begin Document segment

Friday, January 4, 2008

2 Days In...

Two days have been survived in this experiment. I shouldn't say survived, actually. To be honest, it's been great. Being generally cynical about most things, I'll chalk it up to the novelty factor of the whole experience but really, what's not to like about having the flexibility to let the kids sleep in to get over their jet-lag and have a long leisurely breakfast--pancakes with maple syrup as opposed to a cold bowl of cereal with a side order of me screaming at them to hurry up or we'll be late?

The first day, I decided to keep the schooling light, especially since I have no idea what I am doing. We kept T home with us because he was so jet-lagged from the trip to L.A., and I wasn't sure how much we'd be able to do with him around. So, we had breakfast, hung out for a few minutes, made our beds, cleared the breakfast things. Then L got to pick where she was going to "do school", and she chose the living room, on a low fold-out table we got in Korea that lets you sit on the floor. We started with identifying coins (I was surprised to find out that L didn't know her pennies from her quarters over the holidays). I had her make rubbings of all the different coins, and we talked about how many cents each one was worth. We also looked at the pictures on them and I told her about Abraham Lincoln, George Washington, Thomas Jefferson & Teddy Roosevelt. (A confession: I was actually unsure at first whether that was really Roosevelt or Truman. Had to look it up.) Then she labelled the rubbings, wrote the names of the coins and their values. And that was it for Math that day.

end Document segment

• [Request a]: Translate this sentence from the homeschooling blog post into Spanish: "The first day, I decided to keep the schooling light, especially since I have no idea what I am doing."

begin Input material

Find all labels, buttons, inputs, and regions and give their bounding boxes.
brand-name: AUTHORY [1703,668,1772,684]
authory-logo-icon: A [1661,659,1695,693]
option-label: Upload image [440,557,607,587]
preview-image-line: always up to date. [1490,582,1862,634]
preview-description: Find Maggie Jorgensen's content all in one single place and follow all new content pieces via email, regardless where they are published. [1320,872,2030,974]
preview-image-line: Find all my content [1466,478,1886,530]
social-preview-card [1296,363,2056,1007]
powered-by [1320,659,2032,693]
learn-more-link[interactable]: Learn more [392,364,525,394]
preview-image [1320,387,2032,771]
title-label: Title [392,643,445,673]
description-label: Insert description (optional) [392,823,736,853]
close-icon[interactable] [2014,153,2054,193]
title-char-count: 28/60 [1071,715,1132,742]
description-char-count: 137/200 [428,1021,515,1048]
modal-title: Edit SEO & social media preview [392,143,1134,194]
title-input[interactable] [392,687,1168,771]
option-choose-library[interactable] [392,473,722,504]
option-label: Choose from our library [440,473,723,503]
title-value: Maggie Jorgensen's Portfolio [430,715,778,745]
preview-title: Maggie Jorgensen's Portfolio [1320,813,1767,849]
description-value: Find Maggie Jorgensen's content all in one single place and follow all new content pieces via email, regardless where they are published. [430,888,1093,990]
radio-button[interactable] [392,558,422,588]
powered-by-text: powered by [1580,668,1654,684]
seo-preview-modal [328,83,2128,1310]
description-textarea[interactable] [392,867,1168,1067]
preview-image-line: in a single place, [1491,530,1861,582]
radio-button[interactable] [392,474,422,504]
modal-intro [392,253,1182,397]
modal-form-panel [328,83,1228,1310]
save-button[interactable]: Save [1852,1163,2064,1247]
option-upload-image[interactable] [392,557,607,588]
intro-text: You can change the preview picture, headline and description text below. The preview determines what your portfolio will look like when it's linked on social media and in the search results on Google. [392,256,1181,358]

end Input material

• [Request b]: Please reproduce the box coordinate listings word for word, starting with their first line and going on through the line with "option-upload-image[interactable] [392,557,607,588]".

• [Exercise result a]: El primer día decidí mantener las clases ligeras, sobre todo porque no tengo ni idea de lo que estoy haciendo.

• [Exercise result b]:
Find all labels, buttons, inputs, and regions and give their bounding boxes.
brand-name: AUTHORY [1703,668,1772,684]
authory-logo-icon: A [1661,659,1695,693]
option-label: Upload image [440,557,607,587]
preview-image-line: always up to date. [1490,582,1862,634]
preview-description: Find Maggie Jorgensen's content all in one single place and follow all new content pieces via email, regardless where they are published. [1320,872,2030,974]
preview-image-line: Find all my content [1466,478,1886,530]
social-preview-card [1296,363,2056,1007]
powered-by [1320,659,2032,693]
learn-more-link[interactable]: Learn more [392,364,525,394]
preview-image [1320,387,2032,771]
title-label: Title [392,643,445,673]
description-label: Insert description (optional) [392,823,736,853]
close-icon[interactable] [2014,153,2054,193]
title-char-count: 28/60 [1071,715,1132,742]
description-char-count: 137/200 [428,1021,515,1048]
modal-title: Edit SEO & social media preview [392,143,1134,194]
title-input[interactable] [392,687,1168,771]
option-choose-library[interactable] [392,473,722,504]
option-label: Choose from our library [440,473,723,503]
title-value: Maggie Jorgensen's Portfolio [430,715,778,745]
preview-title: Maggie Jorgensen's Portfolio [1320,813,1767,849]
description-value: Find Maggie Jorgensen's content all in one single place and follow all new content pieces via email, regardless where they are published. [430,888,1093,990]
radio-button[interactable] [392,558,422,588]
powered-by-text: powered by [1580,668,1654,684]
seo-preview-modal [328,83,2128,1310]
description-textarea[interactable] [392,867,1168,1067]
preview-image-line: in a single place, [1491,530,1861,582]
radio-button[interactable] [392,474,422,504]
modal-intro [392,253,1182,397]
modal-form-panel [328,83,1228,1310]
save-button[interactable]: Save [1852,1163,2064,1247]
option-upload-image[interactable] [392,557,607,588]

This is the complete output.